Element-and-box listings
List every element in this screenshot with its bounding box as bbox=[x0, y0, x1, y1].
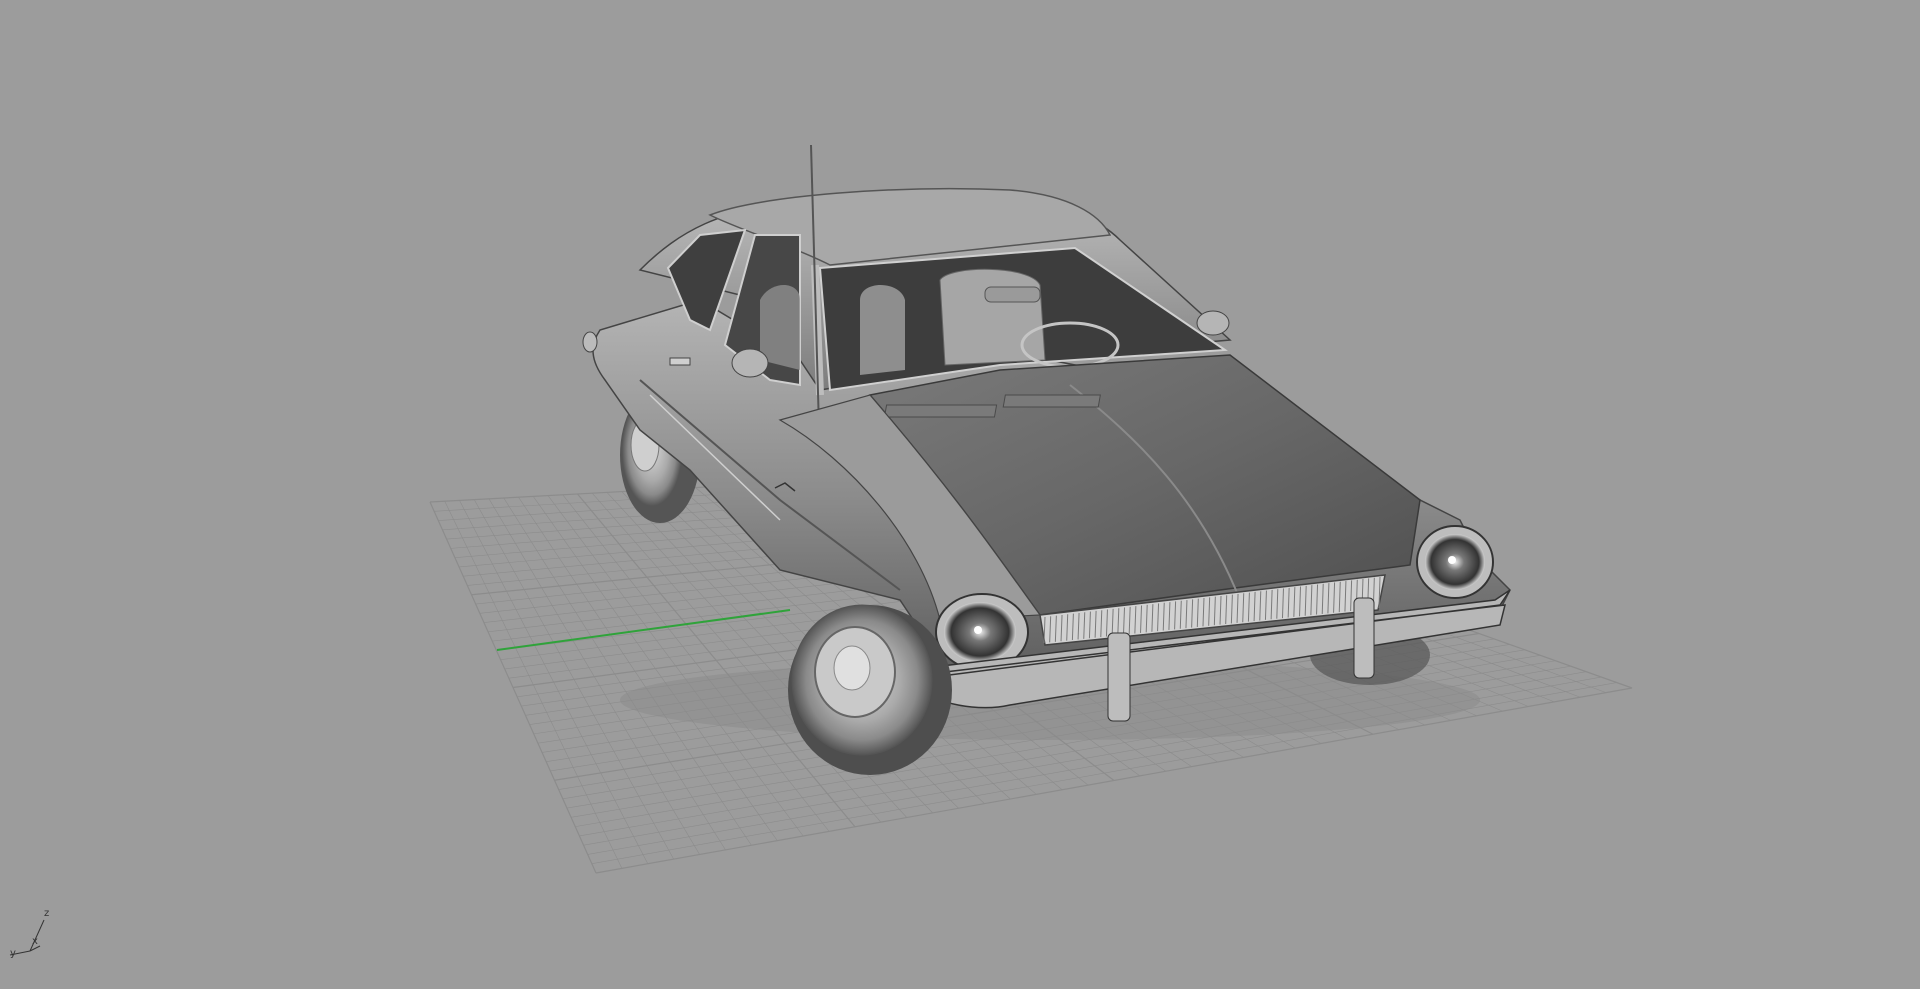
z-axis-label: z bbox=[44, 908, 50, 919]
3d-viewport[interactable]: z y x bbox=[0, 0, 1920, 989]
front-left-wheel bbox=[788, 604, 952, 775]
x-axis-label: x bbox=[32, 936, 38, 947]
viewport-scene[interactable] bbox=[0, 0, 1920, 989]
car-model[interactable] bbox=[582, 144, 1511, 775]
world-axis-indicator: z y x bbox=[8, 908, 58, 963]
right-headlight bbox=[1416, 525, 1494, 599]
y-axis-label: y bbox=[10, 948, 16, 959]
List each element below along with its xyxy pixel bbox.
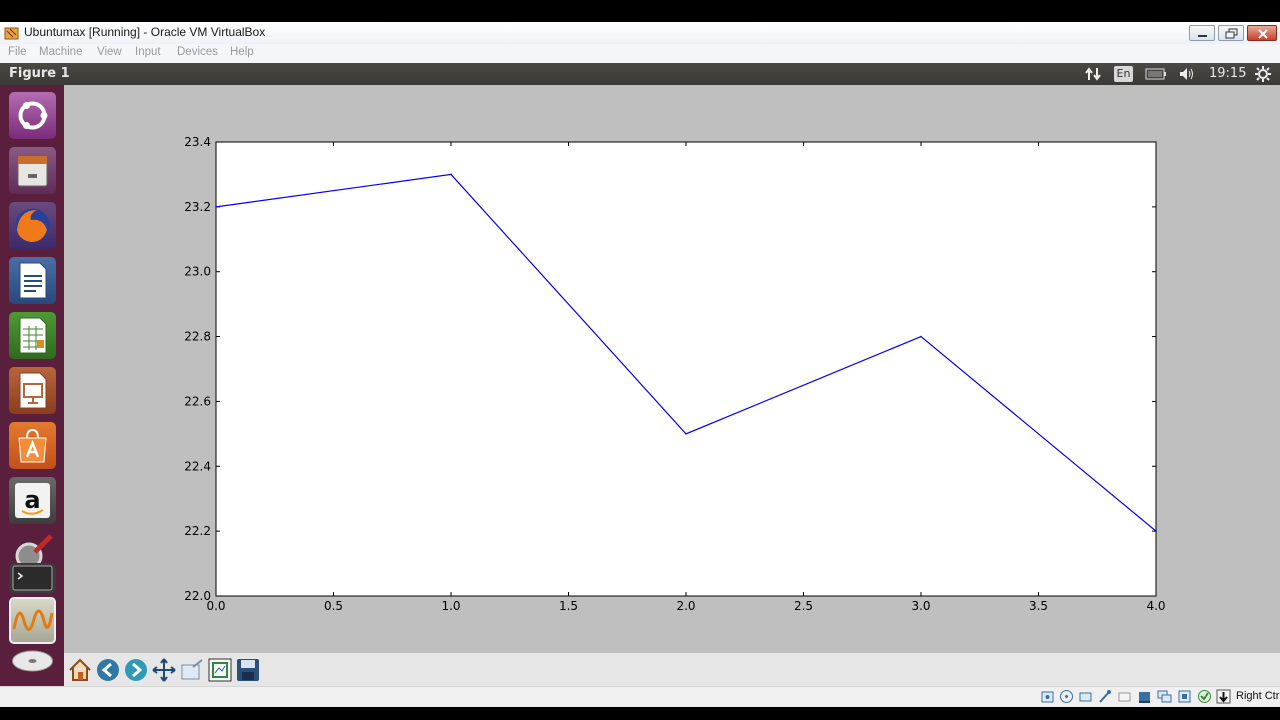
menu-help[interactable]: Help [230,46,254,58]
data-point [215,206,217,208]
host-key-arrow-icon[interactable] [1216,689,1231,704]
optical-drive-icon[interactable] [1059,689,1074,704]
hard-disk-icon[interactable] [1040,689,1055,704]
data-point [450,173,452,176]
virtualbox-app-icon [4,27,19,40]
menu-view[interactable]: View [97,46,122,58]
libreoffice-writer-icon[interactable] [9,257,56,304]
files-icon[interactable] [9,147,56,194]
save-button[interactable] [235,657,261,683]
battery-icon[interactable] [1145,68,1167,80]
close-button[interactable] [1247,25,1277,41]
y-tick-label: 22.6 [184,394,211,408]
home-icon [69,658,91,681]
x-tick-label: 3.0 [911,599,930,613]
network-icon[interactable] [1085,66,1101,82]
figure-canvas: 0.0 0.5 1.0 1.5 2.0 2.5 3.0 3.5 4.0 22.0 22.2 22.4 2… [64,85,1280,653]
minimize-button[interactable] [1189,25,1215,41]
clock[interactable]: 19:15 [1209,66,1246,81]
y-tick-label: 22.8 [184,330,211,344]
menu-input[interactable]: Input [135,46,161,58]
y-tick-label: 23.0 [184,265,211,279]
x-tick-label: 3.5 [1029,599,1048,613]
menu-file[interactable]: File [8,46,27,58]
y-tick-label: 23.2 [184,200,211,214]
window-title: Ubuntumax [Running] - Oracle VM VirtualB… [24,25,266,39]
menu-machine[interactable]: Machine [39,46,82,58]
back-button[interactable] [95,657,121,683]
keyboard-layout-indicator[interactable]: En [1114,66,1133,82]
shared-folders-icon[interactable] [1137,689,1152,704]
forward-button[interactable] [123,657,149,683]
plot-area [215,141,1157,597]
x-tick-label: 0.5 [324,599,343,613]
vbox-menubar: File Machine View Input Devices Help [0,44,1280,63]
session-gear-icon[interactable] [1255,66,1271,82]
pan-button[interactable] [151,657,177,683]
volume-icon[interactable] [1178,66,1196,82]
x-tick-label: 1.0 [441,599,460,613]
terminal-icon[interactable] [9,563,56,593]
y-tick-label: 22.2 [184,524,211,538]
restore-button[interactable] [1218,25,1244,41]
usb-icon[interactable] [1117,689,1132,704]
back-icon [97,659,119,681]
x-tick-label: 4.0 [1146,599,1165,613]
y-tick-label: 23.4 [184,135,211,149]
mouse-integration-icon[interactable] [1197,689,1212,704]
data-point [1155,530,1157,532]
x-tick-label: 1.5 [559,599,578,613]
host-key-label: Right Ctrl [1236,690,1280,702]
ubuntu-dash-icon[interactable] [9,92,56,139]
pan-icon [152,658,176,682]
restore-icon [1225,28,1238,39]
audio-icon[interactable] [1078,689,1093,704]
firefox-icon[interactable] [9,202,56,249]
vbox-titlebar: Ubuntumax [Running] - Oracle VM VirtualB… [0,22,1280,45]
save-icon [237,659,259,681]
minimize-icon [1198,35,1207,37]
home-button[interactable] [67,657,93,683]
software-center-icon[interactable] [9,422,56,469]
active-window-title: Figure 1 [9,66,70,81]
libreoffice-calc-icon[interactable] [9,312,56,359]
display-icon[interactable] [1157,689,1172,704]
network-adapter-icon[interactable] [1097,689,1112,704]
libreoffice-impress-icon[interactable] [9,367,56,414]
y-tick-label: 22.0 [184,589,211,603]
video-capture-icon[interactable] [1177,689,1192,704]
menu-devices[interactable]: Devices [177,46,218,58]
zoom-icon [181,659,203,680]
data-point [920,335,922,338]
forward-icon [125,659,147,681]
figure-app-icon[interactable] [9,597,56,644]
close-icon [1258,29,1268,39]
data-point [685,433,687,435]
amazon-icon[interactable]: a [9,477,56,524]
figure-toolbar [64,653,1280,686]
svg-text:a: a [24,486,40,514]
vbox-status-bar: Right Ctrl [0,686,1280,707]
zoom-button[interactable] [179,657,205,683]
ubuntu-top-panel: Figure 1 En 19:15 [0,63,1280,85]
y-tick-label: 22.4 [184,459,211,473]
line-chart: 0.0 0.5 1.0 1.5 2.0 2.5 3.0 3.5 4.022.022.222.42… [184,135,1165,613]
configure-subplots-icon [208,658,232,682]
unity-launcher: a [0,85,64,686]
x-tick-label: 2.5 [794,599,813,613]
configure-subplots-button[interactable] [207,657,233,683]
x-tick-label: 2.0 [676,599,695,613]
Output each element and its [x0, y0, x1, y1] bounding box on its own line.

### Brief
Rewrite the records above with every "data-point" renamed to "plot-marker", keeping everything else the same and omitting the pictures.

### Task response
List every element in this screenshot with its bounding box as bbox=[x0, y0, x1, y1].
z-axis-label: z bbox=[44, 908, 50, 919]
3d-viewport[interactable]: z y x bbox=[0, 0, 1920, 989]
front-left-wheel bbox=[788, 604, 952, 775]
x-axis-label: x bbox=[32, 936, 38, 947]
viewport-scene[interactable] bbox=[0, 0, 1920, 989]
car-model[interactable] bbox=[582, 144, 1511, 775]
world-axis-indicator: z y x bbox=[8, 908, 58, 963]
right-headlight bbox=[1416, 525, 1494, 599]
y-axis-label: y bbox=[10, 948, 16, 959]
List each element below along with its xyxy pixel bbox.
menu-help[interactable]: Help [230,46,254,58]
plot-marker [215,206,217,208]
host-key-arrow-icon[interactable] [1216,689,1231,704]
optical-drive-icon[interactable] [1059,689,1074,704]
hard-disk-icon[interactable] [1040,689,1055,704]
plot-marker [450,173,452,176]
virtualbox-app-icon [4,27,19,40]
menu-view[interactable]: View [97,46,122,58]
libreoffice-writer-icon[interactable] [9,257,56,304]
files-icon[interactable] [9,147,56,194]
save-button[interactable] [235,657,261,683]
battery-icon[interactable] [1145,68,1167,80]
close-button[interactable] [1247,25,1277,41]
y-tick-label: 22.6 [184,394,211,408]
home-icon [69,658,91,681]
x-tick-label: 3.0 [911,599,930,613]
network-icon[interactable] [1085,66,1101,82]
figure-canvas: 0.0 0.5 1.0 1.5 2.0 2.5 3.0 3.5 4.0 22.0 22.2 22.4 2… [64,85,1280,653]
minimize-button[interactable] [1189,25,1215,41]
clock[interactable]: 19:15 [1209,66,1246,81]
y-tick-label: 22.8 [184,330,211,344]
menu-input[interactable]: Input [135,46,161,58]
y-tick-label: 23.0 [184,265,211,279]
x-tick-label: 3.5 [1029,599,1048,613]
menu-file[interactable]: File [8,46,27,58]
y-tick-label: 23.2 [184,200,211,214]
window-title: Ubuntumax [Running] - Oracle VM VirtualB… [24,25,266,39]
menu-machine[interactable]: Machine [39,46,82,58]
back-button[interactable] [95,657,121,683]
keyboard-layout-indicator[interactable]: En [1114,66,1133,82]
shared-folders-icon[interactable] [1137,689,1152,704]
forward-button[interactable] [123,657,149,683]
plot-area [215,141,1157,597]
x-tick-label: 0.5 [324,599,343,613]
vbox-menubar: File Machine View Input Devices Help [0,44,1280,63]
session-gear-icon[interactable] [1255,66,1271,82]
pan-button[interactable] [151,657,177,683]
volume-icon[interactable] [1178,66,1196,82]
x-tick-label: 1.0 [441,599,460,613]
terminal-icon[interactable] [9,563,56,593]
y-tick-label: 22.2 [184,524,211,538]
restore-button[interactable] [1218,25,1244,41]
usb-icon[interactable] [1117,689,1132,704]
back-icon [97,659,119,681]
x-tick-label: 4.0 [1146,599,1165,613]
y-tick-label: 23.4 [184,135,211,149]
mouse-integration-icon[interactable] [1197,689,1212,704]
plot-marker [1155,530,1157,532]
x-tick-label: 1.5 [559,599,578,613]
host-key-label: Right Ctrl [1236,690,1280,702]
ubuntu-dash-icon[interactable] [9,92,56,139]
pan-icon [152,658,176,682]
restore-icon [1225,28,1238,39]
audio-icon[interactable] [1078,689,1093,704]
firefox-icon[interactable] [9,202,56,249]
vbox-titlebar: Ubuntumax [Running] - Oracle VM VirtualB… [0,22,1280,45]
save-icon [237,659,259,681]
minimize-icon [1198,35,1207,37]
home-button[interactable] [67,657,93,683]
software-center-icon[interactable] [9,422,56,469]
active-window-title: Figure 1 [9,66,70,81]
libreoffice-calc-icon[interactable] [9,312,56,359]
display-icon[interactable] [1157,689,1172,704]
network-adapter-icon[interactable] [1097,689,1112,704]
libreoffice-impress-icon[interactable] [9,367,56,414]
y-tick-label: 22.0 [184,589,211,603]
video-capture-icon[interactable] [1177,689,1192,704]
menu-devices[interactable]: Devices [177,46,218,58]
zoom-icon [181,659,203,680]
plot-marker [920,335,922,338]
forward-icon [125,659,147,681]
figure-app-icon[interactable] [9,597,56,644]
close-icon [1258,29,1268,39]
plot-marker [685,433,687,435]
amazon-icon[interactable]: a [9,477,56,524]
figure-toolbar [64,653,1280,686]
svg-text:a: a [24,486,40,514]
vbox-status-bar: Right Ctrl [0,686,1280,707]
zoom-button[interactable] [179,657,205,683]
ubuntu-top-panel: Figure 1 En 19:15 [0,63,1280,85]
y-tick-label: 22.4 [184,459,211,473]
line-chart: 0.0 0.5 1.0 1.5 2.0 2.5 3.0 3.5 4.022.022.222.42… [184,135,1165,613]
configure-subplots-icon [208,658,232,682]
unity-launcher: a [0,85,64,686]
x-tick-label: 2.5 [794,599,813,613]
configure-subplots-button[interactable] [207,657,233,683]
x-tick-label: 2.0 [676,599,695,613]
Output each element and its [x0, y0, x1, y1] bounding box on its own line.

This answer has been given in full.